──────── GIVEN INFORMATION ────────

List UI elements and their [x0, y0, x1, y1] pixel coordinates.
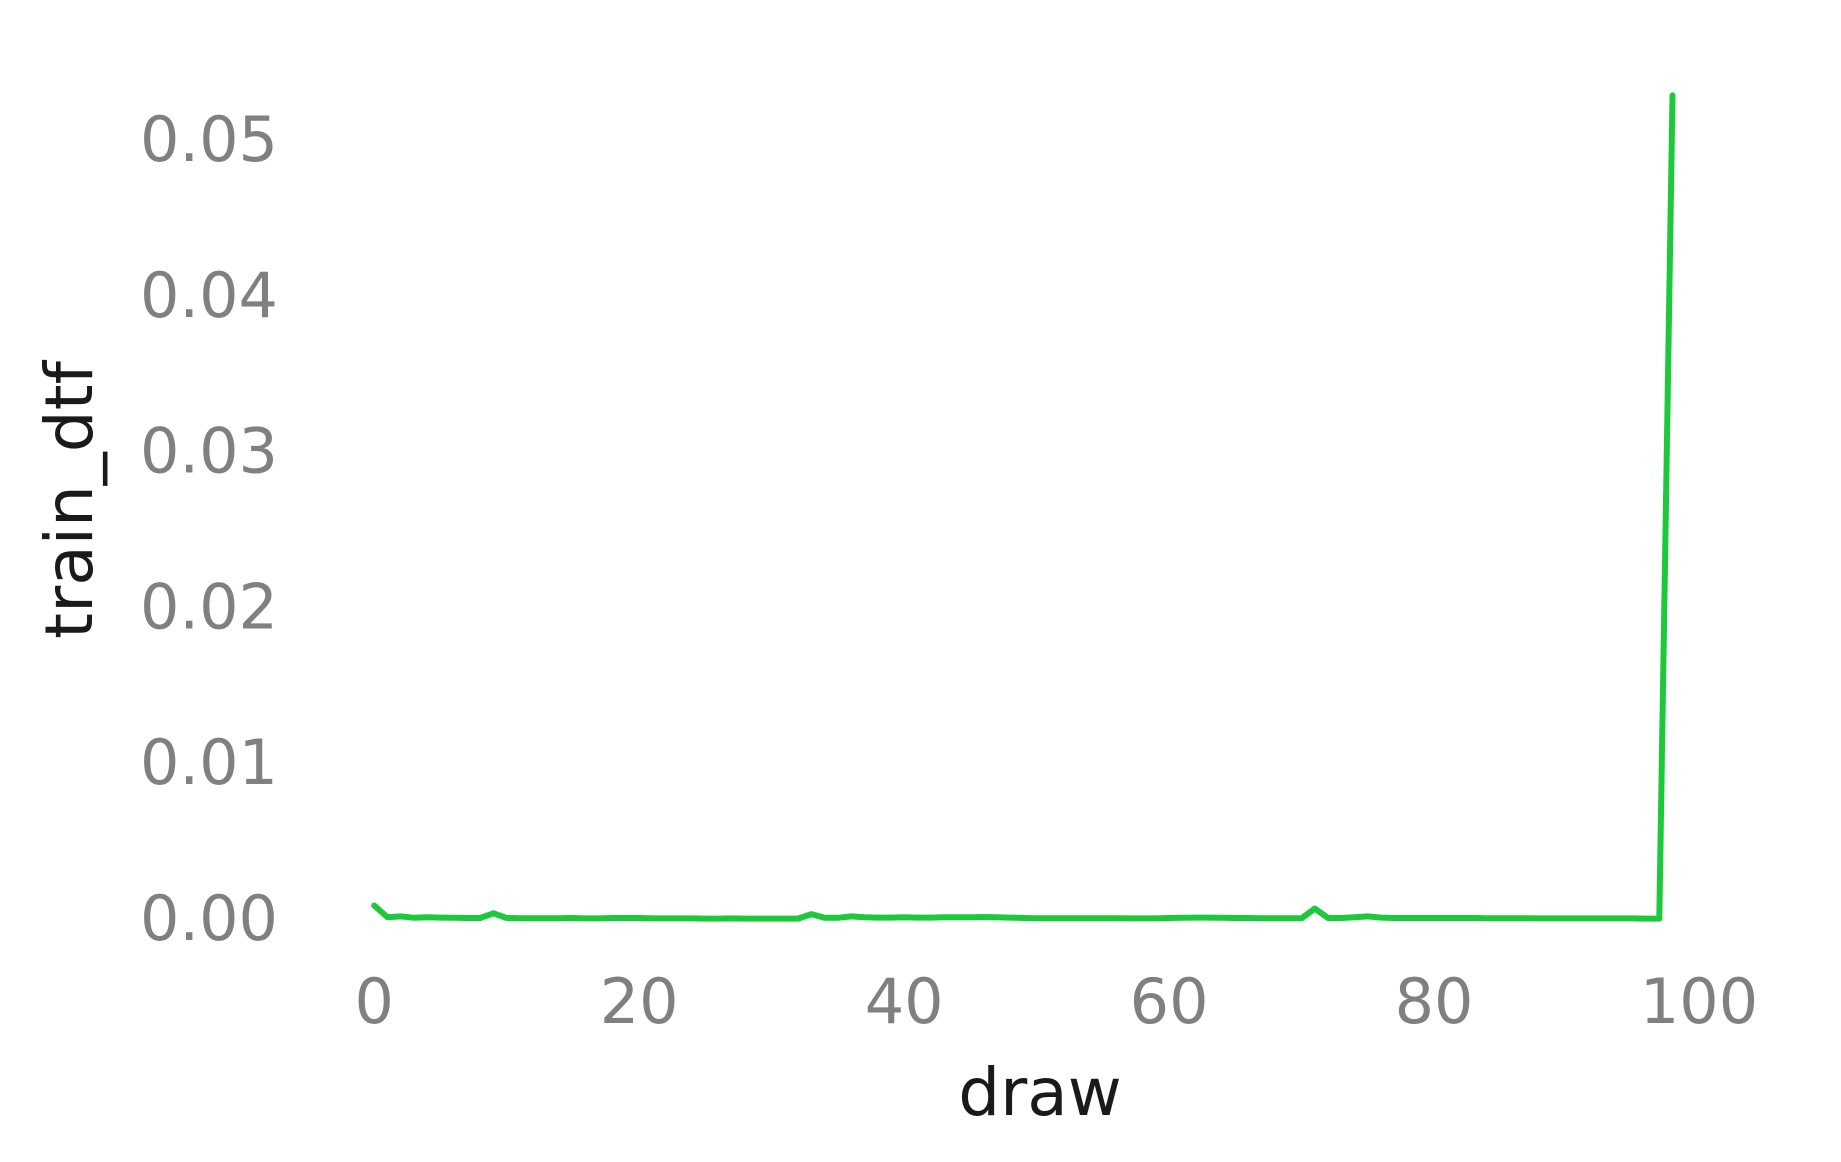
y-tick-label: 0.03 — [140, 415, 278, 488]
x-tick-label: 20 — [600, 965, 679, 1038]
y-tick-label: 0.00 — [140, 882, 278, 955]
y-tick-label: 0.05 — [140, 103, 278, 176]
x-tick-label: 40 — [865, 965, 944, 1038]
y-tick-label: 0.04 — [140, 259, 278, 332]
x-tick-label: 100 — [1640, 965, 1758, 1038]
x-axis-label: draw — [958, 1054, 1121, 1131]
plot-area — [371, 92, 1676, 922]
y-axis-ticks: 0.00 0.01 0.02 0.03 0.04 0.05 — [140, 103, 278, 955]
x-tick-label: 60 — [1130, 965, 1209, 1038]
series-line-0 — [371, 92, 1676, 922]
x-axis-ticks: 0 20 40 60 80 100 — [355, 965, 1759, 1038]
x-tick-label: 80 — [1395, 965, 1474, 1038]
y-axis-label: train_dtf — [31, 359, 108, 638]
y-tick-label: 0.02 — [140, 570, 278, 643]
y-tick-label: 0.01 — [140, 726, 278, 799]
x-tick-label: 0 — [355, 965, 394, 1038]
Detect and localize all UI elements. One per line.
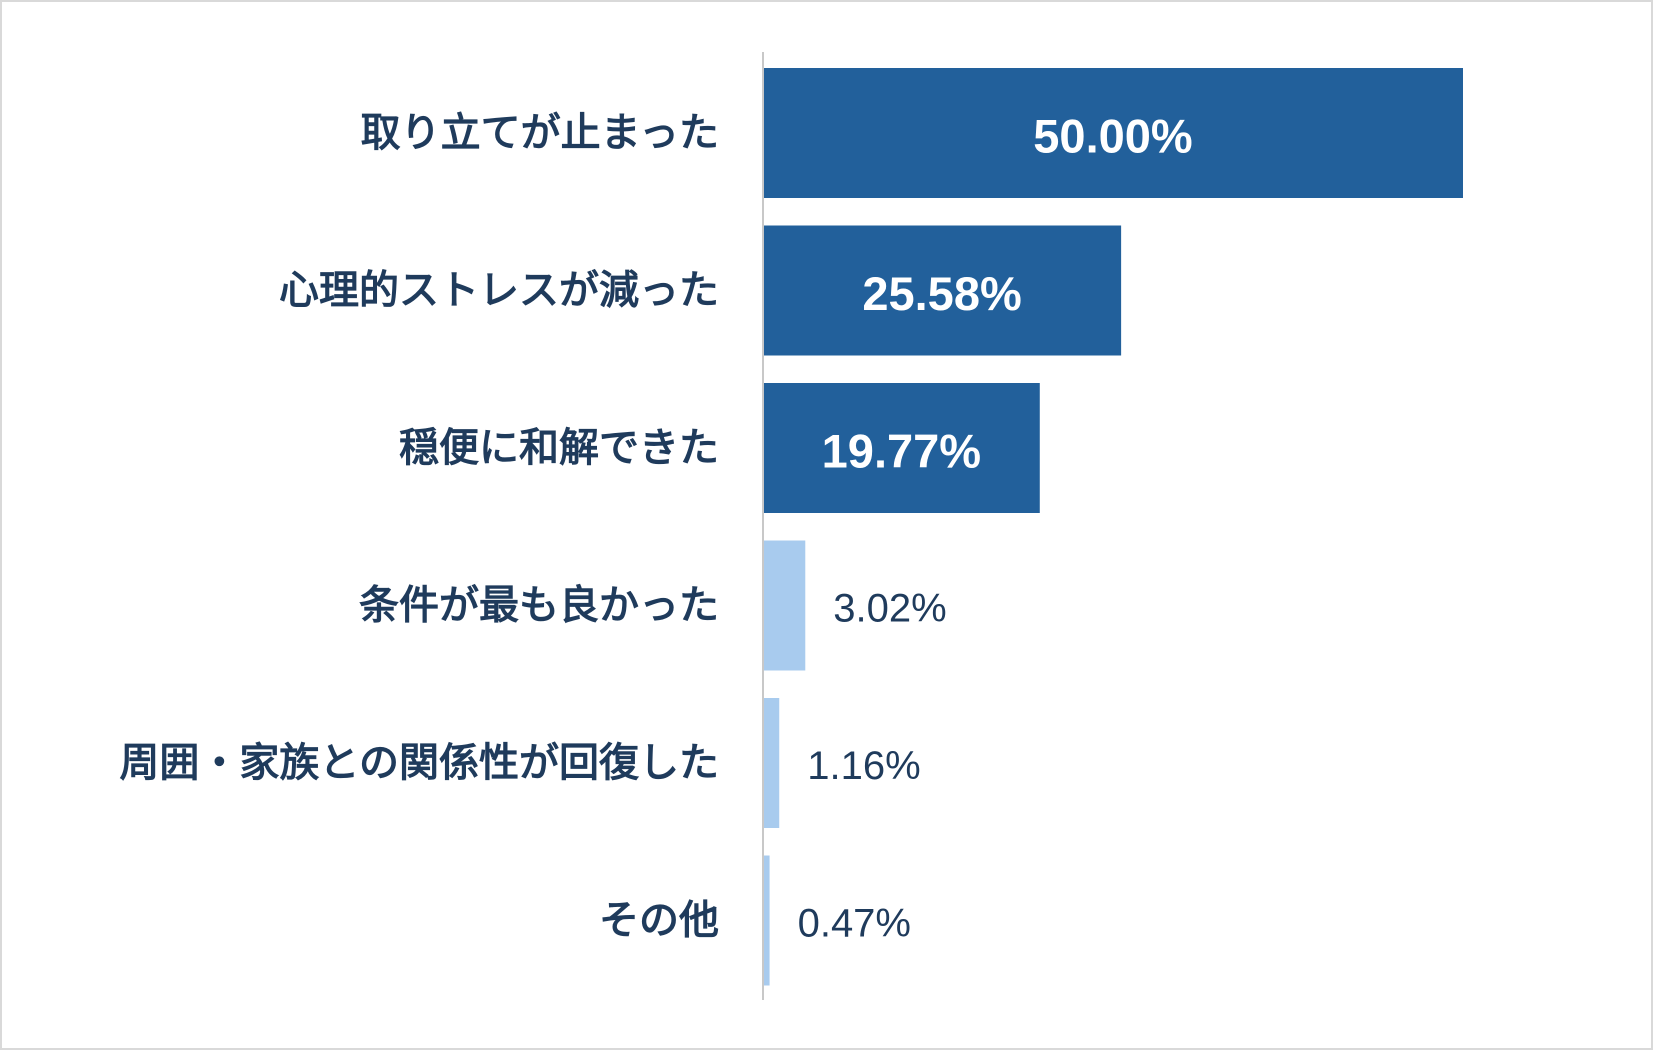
value-label-4: 3.02% [833, 587, 946, 631]
value-label-3: 19.77% [822, 425, 981, 478]
bar-3 [763, 383, 1040, 513]
bar-2 [763, 225, 1122, 356]
bar-4 [763, 540, 806, 671]
value-label-6: 0.47% [798, 902, 911, 946]
category-label-1: 取り立てが止まった [361, 110, 719, 156]
value-label-5: 1.16% [807, 744, 920, 788]
category-label-4: 条件が最も良かった [359, 583, 719, 629]
value-label-1: 50.00% [1033, 110, 1192, 163]
bar-1 [763, 68, 1463, 198]
category-label-5: 周囲・家族との関係性が回復した [119, 740, 719, 786]
labels-layer: 取り立てが止まった 50.00% 心理的ストレスが減った 25.58% 穏便に和解できた… [119, 110, 1192, 946]
value-label-2: 25.58% [862, 267, 1021, 320]
category-label-3: 穏便に和解できた [399, 425, 719, 471]
bar-5 [763, 698, 780, 828]
bars-layer [763, 68, 1463, 986]
category-label-2: 心理的ストレスが減った [279, 268, 719, 314]
bar-6 [763, 855, 770, 986]
category-label-6: その他 [599, 898, 719, 944]
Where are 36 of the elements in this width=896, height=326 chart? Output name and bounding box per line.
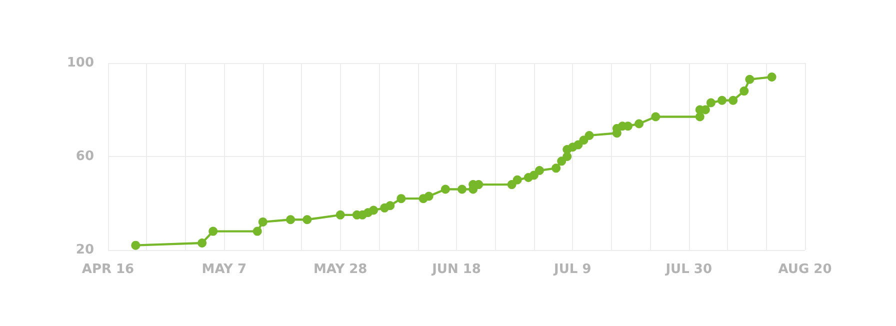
point [286, 215, 296, 224]
point [198, 238, 207, 248]
point [440, 184, 450, 194]
point [424, 192, 434, 201]
x-tick-label: MAY 7 [202, 262, 247, 277]
x-tick-label: JUL 9 [553, 262, 592, 277]
point [745, 74, 754, 84]
point [336, 210, 345, 220]
y-tick-label: 20 [76, 242, 94, 258]
point [396, 194, 406, 204]
point [706, 98, 716, 108]
point [512, 175, 522, 184]
x-tick-label: AUG 20 [778, 262, 832, 277]
point [552, 164, 561, 173]
point [584, 130, 594, 140]
point [767, 72, 776, 82]
point [252, 226, 262, 236]
point [258, 217, 268, 226]
point [534, 166, 544, 176]
point [208, 226, 218, 236]
point [651, 112, 660, 122]
point [302, 215, 312, 224]
x-tick-label: APR 16 [82, 262, 134, 277]
point [458, 184, 467, 194]
y-tick-label: 100 [66, 56, 94, 70]
y-tick-label: 60 [76, 149, 94, 164]
x-tick-label: JUN 18 [431, 262, 481, 277]
point [634, 119, 644, 128]
point [131, 240, 140, 250]
point [386, 201, 395, 210]
point [718, 96, 727, 105]
point [369, 206, 378, 215]
point [728, 96, 738, 105]
x-tick-label: MAY 28 [313, 262, 368, 277]
point [740, 86, 749, 96]
x-tick-label: JUL 30 [664, 262, 712, 277]
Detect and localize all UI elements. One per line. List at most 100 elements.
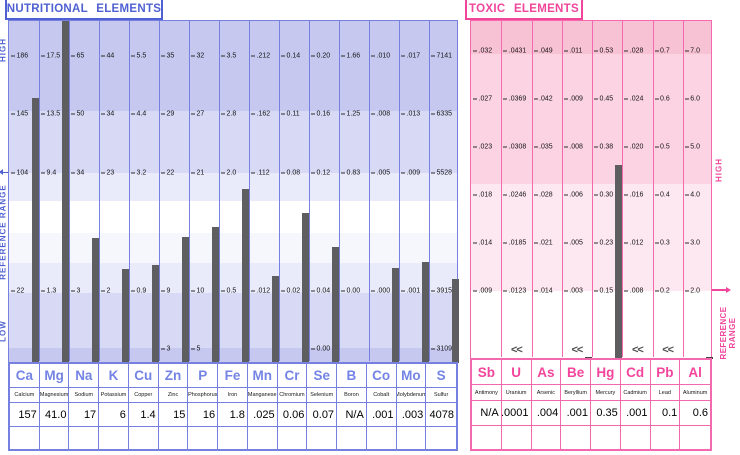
nutritional-reference-arrow-icon	[0, 168, 3, 175]
axis-tick: 5.0	[684, 144, 700, 151]
axis-tick: .0123	[503, 288, 526, 295]
tick-label: 10	[196, 287, 205, 295]
tick-label: .003	[569, 287, 583, 295]
tick-dash-icon	[101, 55, 105, 57]
tick-dash-icon	[161, 113, 165, 115]
axis-tick: .012	[624, 240, 643, 247]
axis-tick: .012	[251, 288, 270, 295]
tick-dash-icon	[654, 50, 659, 52]
tick-dash-icon	[71, 113, 75, 115]
axis-tick: .016	[624, 192, 643, 199]
axis-tick: 1.3	[41, 288, 56, 295]
axis-tick: 5	[191, 346, 200, 353]
empty-cell	[40, 427, 70, 449]
tick-label: 0.12	[316, 169, 331, 177]
tick-label: .0246	[508, 191, 527, 199]
axis-tick: 65	[71, 53, 84, 60]
tick-dash-icon	[371, 172, 375, 174]
tick-label: 3.5	[226, 52, 237, 60]
axis-tick: 9	[161, 288, 170, 295]
axis-tick: .005	[563, 240, 583, 247]
element-name-fe: Iron	[218, 388, 248, 403]
element-value-as: .004	[531, 401, 562, 426]
tick-label: 4.0	[690, 191, 700, 199]
tick-dash-icon	[101, 290, 105, 292]
element-symbol-ca: Ca	[10, 364, 40, 388]
tick-label: 13.5	[46, 110, 61, 118]
axis-tick: 7141	[431, 53, 452, 60]
axis-tick: 22	[161, 170, 174, 177]
axis-tick: 4.4	[131, 111, 146, 118]
element-name-na: Sodium	[69, 388, 100, 403]
element-value-hg: 0.35	[591, 401, 621, 426]
tick-label: 0.08	[286, 169, 301, 177]
axis-tick: 3	[161, 346, 170, 353]
tick-dash-icon	[624, 290, 629, 292]
element-name-sb: Antimony	[472, 385, 502, 401]
axis-tick: 0.53	[594, 48, 613, 55]
tick-label: .021	[539, 239, 553, 247]
axis-tick: .0369	[503, 96, 526, 103]
tick-label: .012	[256, 287, 271, 295]
axis-tick: 3109	[431, 346, 452, 353]
axis-tick: 2.0	[221, 170, 236, 177]
tick-dash-icon	[191, 348, 195, 350]
tick-label: 5.5	[136, 52, 147, 60]
element-value-k: 6	[99, 403, 129, 427]
tick-label: 0.9	[136, 287, 147, 295]
axis-tick: 0.9	[131, 288, 146, 295]
element-value-na: 17	[69, 403, 100, 427]
element-value-zn: 15	[158, 403, 189, 427]
tick-dash-icon	[624, 50, 629, 52]
element-name-k: Potassium	[99, 388, 129, 403]
tick-dash-icon	[563, 194, 568, 196]
tick-label: 0.04	[316, 287, 331, 295]
tick-label: 22	[166, 169, 175, 177]
tick-label: .010	[376, 52, 391, 60]
axis-tick: 0.30	[594, 192, 613, 199]
tick-dash-icon	[41, 55, 45, 57]
empty-cell	[651, 426, 681, 449]
element-name-b: Boron	[337, 388, 367, 403]
element-column-mn	[249, 21, 280, 361]
axis-tick: 0.38	[594, 144, 613, 151]
element-column-al	[683, 21, 713, 357]
element-symbol-sb: Sb	[472, 360, 502, 385]
axis-tick: 0.2	[654, 288, 670, 295]
axis-tick: 0.23	[594, 240, 613, 247]
element-column-p	[189, 21, 220, 361]
axis-tick: .162	[251, 111, 270, 118]
tick-dash-icon	[341, 55, 345, 57]
tick-dash-icon	[41, 113, 45, 115]
tick-label: 0.00	[316, 345, 331, 353]
tick-label: .020	[629, 143, 644, 151]
tick-label: 0.16	[316, 110, 331, 118]
element-value-cr: 0.06	[277, 403, 308, 427]
element-value-cu: 1.4	[128, 403, 159, 427]
element-value-ca: 157	[10, 403, 40, 427]
axis-tick: 6335	[431, 111, 452, 118]
tick-dash-icon	[503, 242, 508, 244]
axis-tick: 0.11	[281, 111, 300, 118]
tick-dash-icon	[341, 113, 345, 115]
tick-dash-icon	[371, 290, 375, 292]
element-column-sb	[471, 21, 503, 357]
element-name-se: Selenium	[307, 388, 338, 403]
tick-dash-icon	[191, 55, 195, 57]
nutritional-reference-arrow-line	[1, 171, 8, 173]
element-symbol-co: Co	[366, 364, 397, 388]
axis-tick: 32	[191, 53, 204, 60]
tick-dash-icon	[281, 113, 285, 115]
tick-dash-icon	[251, 172, 255, 174]
tick-label: .162	[256, 110, 271, 118]
tick-label: 3915	[436, 287, 453, 295]
tick-dash-icon	[11, 55, 15, 57]
empty-cell	[159, 427, 189, 449]
tick-dash-icon	[311, 172, 315, 174]
tick-dash-icon	[221, 290, 225, 292]
measured-value-bar-co	[392, 267, 399, 363]
tick-label: .035	[539, 143, 553, 151]
axis-tick: 10	[191, 288, 204, 295]
tick-dash-icon	[401, 290, 405, 292]
tick-label: .112	[256, 169, 270, 177]
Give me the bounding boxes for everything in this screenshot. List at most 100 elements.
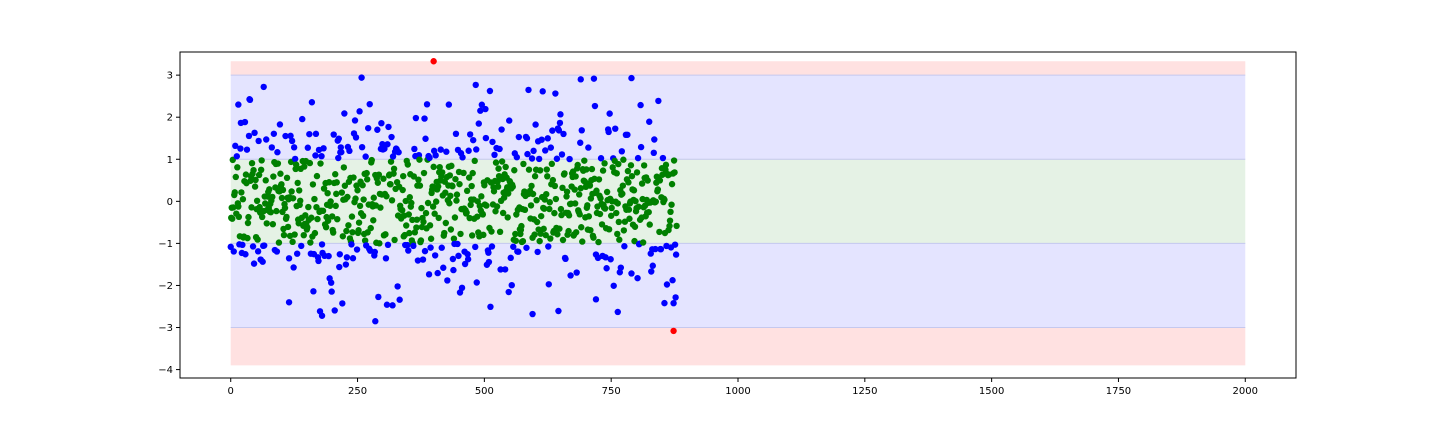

────────

### GOAL
Convert into a numbered list only the lines above starting at the line that contains "168, 3, 175]" and ending at the line that contains "240, 643, 247]", both included, omitting any blank lines.

### OUTPUT BELOW
1. nutritional-reference-arrow-icon	[0, 168, 3, 175]
2. axis-tick: 5.0	[684, 144, 700, 151]
3. axis-tick: .0123	[503, 288, 526, 295]
4. tick-label: 10	[196, 287, 205, 295]
5. tick-label: .003	[569, 287, 583, 295]
6. tick-dash-icon	[101, 55, 105, 57]
7. tick-dash-icon	[161, 113, 165, 115]
8. axis-tick: .012	[624, 240, 643, 247]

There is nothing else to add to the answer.